## begin

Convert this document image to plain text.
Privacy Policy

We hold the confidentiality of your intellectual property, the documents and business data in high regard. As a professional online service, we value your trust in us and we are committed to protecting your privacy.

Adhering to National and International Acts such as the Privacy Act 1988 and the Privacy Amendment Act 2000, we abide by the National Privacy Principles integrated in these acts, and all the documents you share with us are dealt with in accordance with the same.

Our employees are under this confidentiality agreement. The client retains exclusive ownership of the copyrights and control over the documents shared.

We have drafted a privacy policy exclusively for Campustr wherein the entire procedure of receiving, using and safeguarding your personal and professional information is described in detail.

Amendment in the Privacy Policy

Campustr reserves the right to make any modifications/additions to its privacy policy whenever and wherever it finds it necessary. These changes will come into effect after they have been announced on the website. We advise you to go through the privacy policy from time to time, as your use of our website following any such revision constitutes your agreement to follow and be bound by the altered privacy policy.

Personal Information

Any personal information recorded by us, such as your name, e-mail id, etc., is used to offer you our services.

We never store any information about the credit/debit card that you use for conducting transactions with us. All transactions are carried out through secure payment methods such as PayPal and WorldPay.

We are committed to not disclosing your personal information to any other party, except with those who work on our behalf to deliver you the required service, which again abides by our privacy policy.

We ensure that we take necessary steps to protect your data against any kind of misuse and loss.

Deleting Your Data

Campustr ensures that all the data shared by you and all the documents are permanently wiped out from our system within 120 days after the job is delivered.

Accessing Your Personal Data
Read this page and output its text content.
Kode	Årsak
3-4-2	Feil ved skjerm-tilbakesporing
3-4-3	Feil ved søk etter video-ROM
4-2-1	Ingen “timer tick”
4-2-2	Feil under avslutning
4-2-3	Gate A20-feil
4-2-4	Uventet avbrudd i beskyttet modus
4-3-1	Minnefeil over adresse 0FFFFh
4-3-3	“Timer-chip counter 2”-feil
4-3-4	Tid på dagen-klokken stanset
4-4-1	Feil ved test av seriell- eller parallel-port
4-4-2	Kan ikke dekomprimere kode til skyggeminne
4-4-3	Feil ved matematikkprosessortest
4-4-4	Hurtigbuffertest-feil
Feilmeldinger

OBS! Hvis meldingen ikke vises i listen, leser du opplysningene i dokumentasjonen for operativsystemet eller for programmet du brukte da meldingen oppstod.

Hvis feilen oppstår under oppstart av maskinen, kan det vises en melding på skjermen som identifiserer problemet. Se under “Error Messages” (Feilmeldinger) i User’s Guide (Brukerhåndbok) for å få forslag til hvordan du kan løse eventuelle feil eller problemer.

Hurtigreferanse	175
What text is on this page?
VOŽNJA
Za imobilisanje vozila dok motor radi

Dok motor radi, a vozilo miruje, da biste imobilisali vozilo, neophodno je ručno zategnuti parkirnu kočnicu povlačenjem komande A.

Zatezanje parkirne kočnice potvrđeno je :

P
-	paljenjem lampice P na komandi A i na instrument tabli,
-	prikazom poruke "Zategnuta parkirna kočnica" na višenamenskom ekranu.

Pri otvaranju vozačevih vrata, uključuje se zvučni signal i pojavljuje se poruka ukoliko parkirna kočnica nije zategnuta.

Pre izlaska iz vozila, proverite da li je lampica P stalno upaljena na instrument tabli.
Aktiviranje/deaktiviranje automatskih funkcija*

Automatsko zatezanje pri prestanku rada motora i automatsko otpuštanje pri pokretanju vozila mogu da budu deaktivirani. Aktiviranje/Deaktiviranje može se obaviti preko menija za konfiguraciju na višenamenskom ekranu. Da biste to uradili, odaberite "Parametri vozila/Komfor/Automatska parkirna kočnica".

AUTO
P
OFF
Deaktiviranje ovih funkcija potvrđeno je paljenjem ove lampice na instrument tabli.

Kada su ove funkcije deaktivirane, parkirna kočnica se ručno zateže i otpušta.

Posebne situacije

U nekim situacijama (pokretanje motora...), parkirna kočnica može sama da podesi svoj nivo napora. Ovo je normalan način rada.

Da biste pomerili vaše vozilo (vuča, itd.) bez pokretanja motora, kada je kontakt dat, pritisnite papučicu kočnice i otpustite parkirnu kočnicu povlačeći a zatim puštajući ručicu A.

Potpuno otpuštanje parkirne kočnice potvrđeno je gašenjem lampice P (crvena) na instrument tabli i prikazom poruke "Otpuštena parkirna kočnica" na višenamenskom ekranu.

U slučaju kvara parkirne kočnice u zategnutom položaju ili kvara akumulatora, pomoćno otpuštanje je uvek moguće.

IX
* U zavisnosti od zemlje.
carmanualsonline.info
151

## end

» **Exercise requirements**: Reproduce every entry shown above, precisely as it stands.

» **Problem solution**:
Convert this document image to plain text.
Privacy Policy

We hold the confidentiality of your intellectual property, the documents and business data in high regard. As a professional online service, we value your trust in us and we are committed to protecting your privacy.

Adhering to National and International Acts such as the Privacy Act 1988 and the Privacy Amendment Act 2000, we abide by the National Privacy Principles integrated in these acts, and all the documents you share with us are dealt with in accordance with the same.

Our employees are under this confidentiality agreement. The client retains exclusive ownership of the copyrights and control over the documents shared.

We have drafted a privacy policy exclusively for Campustr wherein the entire procedure of receiving, using and safeguarding your personal and professional information is described in detail.

Amendment in the Privacy Policy

Campustr reserves the right to make any modifications/additions to its privacy policy whenever and wherever it finds it necessary. These changes will come into effect after they have been announced on the website. We advise you to go through the privacy policy from time to time, as your use of our website following any such revision constitutes your agreement to follow and be bound by the altered privacy policy.

Personal Information

Any personal information recorded by us, such as your name, e-mail id, etc., is used to offer you our services.

We never store any information about the credit/debit card that you use for conducting transactions with us. All transactions are carried out through secure payment methods such as PayPal and WorldPay.

We are committed to not disclosing your personal information to any other party, except with those who work on our behalf to deliver you the required service, which again abides by our privacy policy.

We ensure that we take necessary steps to protect your data against any kind of misuse and loss.

Deleting Your Data

Campustr ensures that all the data shared by you and all the documents are permanently wiped out from our system within 120 days after the job is delivered.

Accessing Your Personal Data
Read this page and output its text content.
Kode	Årsak
3-4-2	Feil ved skjerm-tilbakesporing
3-4-3	Feil ved søk etter video-ROM
4-2-1	Ingen “timer tick”
4-2-2	Feil under avslutning
4-2-3	Gate A20-feil
4-2-4	Uventet avbrudd i beskyttet modus
4-3-1	Minnefeil over adresse 0FFFFh
4-3-3	“Timer-chip counter 2”-feil
4-3-4	Tid på dagen-klokken stanset
4-4-1	Feil ved test av seriell- eller parallel-port
4-4-2	Kan ikke dekomprimere kode til skyggeminne
4-4-3	Feil ved matematikkprosessortest
4-4-4	Hurtigbuffertest-feil
Feilmeldinger

OBS! Hvis meldingen ikke vises i listen, leser du opplysningene i dokumentasjonen for operativsystemet eller for programmet du brukte da meldingen oppstod.

Hvis feilen oppstår under oppstart av maskinen, kan det vises en melding på skjermen som identifiserer problemet. Se under “Error Messages” (Feilmeldinger) i User’s Guide (Brukerhåndbok) for å få forslag til hvordan du kan løse eventuelle feil eller problemer.

Hurtigreferanse	175
What text is on this page?
VOŽNJA
Za imobilisanje vozila dok motor radi

Dok motor radi, a vozilo miruje, da biste imobilisali vozilo, neophodno je ručno zategnuti parkirnu kočnicu povlačenjem komande A.

Zatezanje parkirne kočnice potvrđeno je :

P
-	paljenjem lampice P na komandi A i na instrument tabli,
-	prikazom poruke "Zategnuta parkirna kočnica" na višenamenskom ekranu.

Pri otvaranju vozačevih vrata, uključuje se zvučni signal i pojavljuje se poruka ukoliko parkirna kočnica nije zategnuta.

Pre izlaska iz vozila, proverite da li je lampica P stalno upaljena na instrument tabli.
Aktiviranje/deaktiviranje automatskih funkcija*

Automatsko zatezanje pri prestanku rada motora i automatsko otpuštanje pri pokretanju vozila mogu da budu deaktivirani. Aktiviranje/Deaktiviranje može se obaviti preko menija za konfiguraciju na višenamenskom ekranu. Da biste to uradili, odaberite "Parametri vozila/Komfor/Automatska parkirna kočnica".

AUTO
P
OFF
Deaktiviranje ovih funkcija potvrđeno je paljenjem ove lampice na instrument tabli.

Kada su ove funkcije deaktivirane, parkirna kočnica se ručno zateže i otpušta.

Posebne situacije

U nekim situacijama (pokretanje motora...), parkirna kočnica može sama da podesi svoj nivo napora. Ovo je normalan način rada.

Da biste pomerili vaše vozilo (vuča, itd.) bez pokretanja motora, kada je kontakt dat, pritisnite papučicu kočnice i otpustite parkirnu kočnicu povlačeći a zatim puštajući ručicu A.

Potpuno otpuštanje parkirne kočnice potvrđeno je gašenjem lampice P (crvena) na instrument tabli i prikazom poruke "Otpuštena parkirna kočnica" na višenamenskom ekranu.

U slučaju kvara parkirne kočnice u zategnutom položaju ili kvara akumulatora, pomoćno otpuštanje je uvek moguće.

IX
* U zavisnosti od zemlje.
carmanualsonline.info
151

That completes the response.